:: Task inputs ::
********************

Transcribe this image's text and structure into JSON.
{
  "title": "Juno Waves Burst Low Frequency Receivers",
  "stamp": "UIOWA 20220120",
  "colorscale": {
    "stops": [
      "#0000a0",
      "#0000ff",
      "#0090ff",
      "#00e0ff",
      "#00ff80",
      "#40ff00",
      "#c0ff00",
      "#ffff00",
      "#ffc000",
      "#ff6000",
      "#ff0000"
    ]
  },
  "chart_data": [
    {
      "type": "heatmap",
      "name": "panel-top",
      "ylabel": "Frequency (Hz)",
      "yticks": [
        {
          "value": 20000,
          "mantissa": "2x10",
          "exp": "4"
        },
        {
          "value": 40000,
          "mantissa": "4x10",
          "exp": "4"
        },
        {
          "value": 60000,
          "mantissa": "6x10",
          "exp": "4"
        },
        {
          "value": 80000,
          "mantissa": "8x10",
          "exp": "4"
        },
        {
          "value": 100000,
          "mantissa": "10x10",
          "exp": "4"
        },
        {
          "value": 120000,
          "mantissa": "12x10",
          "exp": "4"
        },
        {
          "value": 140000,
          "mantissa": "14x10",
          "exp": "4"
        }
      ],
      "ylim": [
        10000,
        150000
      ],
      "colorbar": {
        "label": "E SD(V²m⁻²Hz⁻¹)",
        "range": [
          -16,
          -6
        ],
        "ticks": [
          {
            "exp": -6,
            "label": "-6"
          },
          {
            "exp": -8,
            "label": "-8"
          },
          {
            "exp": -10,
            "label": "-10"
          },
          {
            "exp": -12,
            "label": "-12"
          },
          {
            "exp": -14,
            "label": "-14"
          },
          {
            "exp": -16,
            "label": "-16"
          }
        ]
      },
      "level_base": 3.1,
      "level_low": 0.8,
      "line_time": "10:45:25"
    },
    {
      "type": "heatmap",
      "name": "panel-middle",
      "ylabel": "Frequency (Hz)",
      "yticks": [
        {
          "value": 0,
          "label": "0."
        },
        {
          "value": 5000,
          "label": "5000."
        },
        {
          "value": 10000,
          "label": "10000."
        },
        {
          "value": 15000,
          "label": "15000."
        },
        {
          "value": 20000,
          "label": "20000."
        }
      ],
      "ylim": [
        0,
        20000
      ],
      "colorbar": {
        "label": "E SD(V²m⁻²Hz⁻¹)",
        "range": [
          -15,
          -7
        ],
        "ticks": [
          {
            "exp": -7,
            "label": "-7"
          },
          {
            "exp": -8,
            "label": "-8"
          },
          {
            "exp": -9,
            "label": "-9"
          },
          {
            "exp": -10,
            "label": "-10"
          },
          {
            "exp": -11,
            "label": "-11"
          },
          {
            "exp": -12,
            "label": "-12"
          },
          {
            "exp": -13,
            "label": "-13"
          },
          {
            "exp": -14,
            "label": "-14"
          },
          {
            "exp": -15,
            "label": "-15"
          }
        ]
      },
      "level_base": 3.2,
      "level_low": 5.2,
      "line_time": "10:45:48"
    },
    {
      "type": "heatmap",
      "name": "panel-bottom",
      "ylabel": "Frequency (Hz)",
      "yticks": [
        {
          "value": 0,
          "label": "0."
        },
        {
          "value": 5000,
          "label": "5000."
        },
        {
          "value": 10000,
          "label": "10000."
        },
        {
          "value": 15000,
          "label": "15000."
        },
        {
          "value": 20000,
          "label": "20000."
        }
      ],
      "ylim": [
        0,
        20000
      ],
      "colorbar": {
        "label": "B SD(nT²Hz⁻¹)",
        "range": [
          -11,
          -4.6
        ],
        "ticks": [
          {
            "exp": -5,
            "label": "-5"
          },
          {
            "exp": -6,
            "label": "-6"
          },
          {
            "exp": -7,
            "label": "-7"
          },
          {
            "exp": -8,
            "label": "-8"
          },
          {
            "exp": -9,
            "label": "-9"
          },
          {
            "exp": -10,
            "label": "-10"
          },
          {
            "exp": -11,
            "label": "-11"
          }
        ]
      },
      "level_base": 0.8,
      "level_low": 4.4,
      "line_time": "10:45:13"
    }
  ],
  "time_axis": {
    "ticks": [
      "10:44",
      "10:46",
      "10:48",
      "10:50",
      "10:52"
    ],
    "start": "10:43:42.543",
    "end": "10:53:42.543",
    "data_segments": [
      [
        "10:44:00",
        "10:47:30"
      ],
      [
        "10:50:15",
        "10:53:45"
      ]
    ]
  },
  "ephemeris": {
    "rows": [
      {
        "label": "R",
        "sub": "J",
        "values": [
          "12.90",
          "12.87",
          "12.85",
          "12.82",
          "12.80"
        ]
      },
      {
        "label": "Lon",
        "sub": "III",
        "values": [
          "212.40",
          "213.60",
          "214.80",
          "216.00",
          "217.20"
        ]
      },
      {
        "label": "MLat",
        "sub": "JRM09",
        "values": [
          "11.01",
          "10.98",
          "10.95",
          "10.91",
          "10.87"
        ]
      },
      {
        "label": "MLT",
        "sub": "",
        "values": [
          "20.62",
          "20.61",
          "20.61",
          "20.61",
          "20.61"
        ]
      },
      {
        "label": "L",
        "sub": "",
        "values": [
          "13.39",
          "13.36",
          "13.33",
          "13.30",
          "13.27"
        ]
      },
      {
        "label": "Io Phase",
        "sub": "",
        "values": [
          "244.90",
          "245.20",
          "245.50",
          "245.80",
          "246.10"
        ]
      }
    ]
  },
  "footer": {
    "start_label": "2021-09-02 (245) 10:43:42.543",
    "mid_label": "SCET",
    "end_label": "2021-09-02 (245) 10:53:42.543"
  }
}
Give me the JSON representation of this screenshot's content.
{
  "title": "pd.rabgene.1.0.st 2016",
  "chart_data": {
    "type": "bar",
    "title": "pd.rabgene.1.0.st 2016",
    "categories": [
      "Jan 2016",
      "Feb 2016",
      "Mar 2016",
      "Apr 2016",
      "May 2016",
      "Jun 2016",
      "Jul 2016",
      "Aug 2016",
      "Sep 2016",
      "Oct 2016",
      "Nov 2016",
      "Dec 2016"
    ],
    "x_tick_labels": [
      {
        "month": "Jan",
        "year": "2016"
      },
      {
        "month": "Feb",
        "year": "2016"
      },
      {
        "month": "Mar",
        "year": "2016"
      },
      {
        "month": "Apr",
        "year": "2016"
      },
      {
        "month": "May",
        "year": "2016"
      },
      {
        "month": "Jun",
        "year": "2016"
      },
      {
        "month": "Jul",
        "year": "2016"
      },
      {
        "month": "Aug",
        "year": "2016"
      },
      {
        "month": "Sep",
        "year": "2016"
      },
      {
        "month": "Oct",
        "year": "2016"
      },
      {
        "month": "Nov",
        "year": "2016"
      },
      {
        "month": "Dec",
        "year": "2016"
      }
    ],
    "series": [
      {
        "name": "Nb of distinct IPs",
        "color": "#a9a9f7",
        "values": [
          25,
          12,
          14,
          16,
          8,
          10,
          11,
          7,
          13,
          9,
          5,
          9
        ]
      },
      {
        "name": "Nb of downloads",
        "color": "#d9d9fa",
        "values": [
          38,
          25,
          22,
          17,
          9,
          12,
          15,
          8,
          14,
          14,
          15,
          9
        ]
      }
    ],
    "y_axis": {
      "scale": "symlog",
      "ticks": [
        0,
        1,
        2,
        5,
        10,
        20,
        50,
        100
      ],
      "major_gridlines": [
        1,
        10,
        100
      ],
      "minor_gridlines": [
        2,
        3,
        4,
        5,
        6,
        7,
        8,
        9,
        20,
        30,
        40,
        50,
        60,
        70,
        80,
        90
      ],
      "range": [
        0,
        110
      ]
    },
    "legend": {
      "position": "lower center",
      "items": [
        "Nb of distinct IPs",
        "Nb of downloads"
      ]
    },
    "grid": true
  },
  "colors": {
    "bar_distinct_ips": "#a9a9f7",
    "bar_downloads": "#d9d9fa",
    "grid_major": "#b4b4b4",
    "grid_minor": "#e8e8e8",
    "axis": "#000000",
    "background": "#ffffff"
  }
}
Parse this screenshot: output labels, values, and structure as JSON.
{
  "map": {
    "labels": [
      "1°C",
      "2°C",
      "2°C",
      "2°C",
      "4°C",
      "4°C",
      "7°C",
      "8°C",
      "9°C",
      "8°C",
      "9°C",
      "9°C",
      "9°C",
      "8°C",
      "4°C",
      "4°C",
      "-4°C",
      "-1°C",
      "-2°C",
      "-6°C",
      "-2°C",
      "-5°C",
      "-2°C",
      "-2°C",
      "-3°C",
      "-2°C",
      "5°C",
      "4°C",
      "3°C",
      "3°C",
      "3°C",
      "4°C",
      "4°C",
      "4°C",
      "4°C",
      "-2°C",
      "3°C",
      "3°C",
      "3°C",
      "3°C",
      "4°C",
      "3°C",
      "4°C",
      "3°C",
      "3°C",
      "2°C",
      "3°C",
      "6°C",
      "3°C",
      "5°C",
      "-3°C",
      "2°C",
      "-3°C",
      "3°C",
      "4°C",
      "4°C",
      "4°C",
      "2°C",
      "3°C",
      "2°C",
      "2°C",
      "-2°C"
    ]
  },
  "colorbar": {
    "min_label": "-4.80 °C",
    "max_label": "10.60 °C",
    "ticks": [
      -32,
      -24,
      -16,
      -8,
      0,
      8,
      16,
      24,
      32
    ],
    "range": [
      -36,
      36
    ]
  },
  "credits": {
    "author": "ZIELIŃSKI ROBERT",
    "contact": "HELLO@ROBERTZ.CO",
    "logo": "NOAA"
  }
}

********************

Collect each line of the entries that has the word "this", copying it in full.

:: Solution below ::
Transcribe this image's text and structure into JSON.
Give me the JSON representation of this screenshot's content.
Parse this screenshot: output labels, values, and structure as JSON.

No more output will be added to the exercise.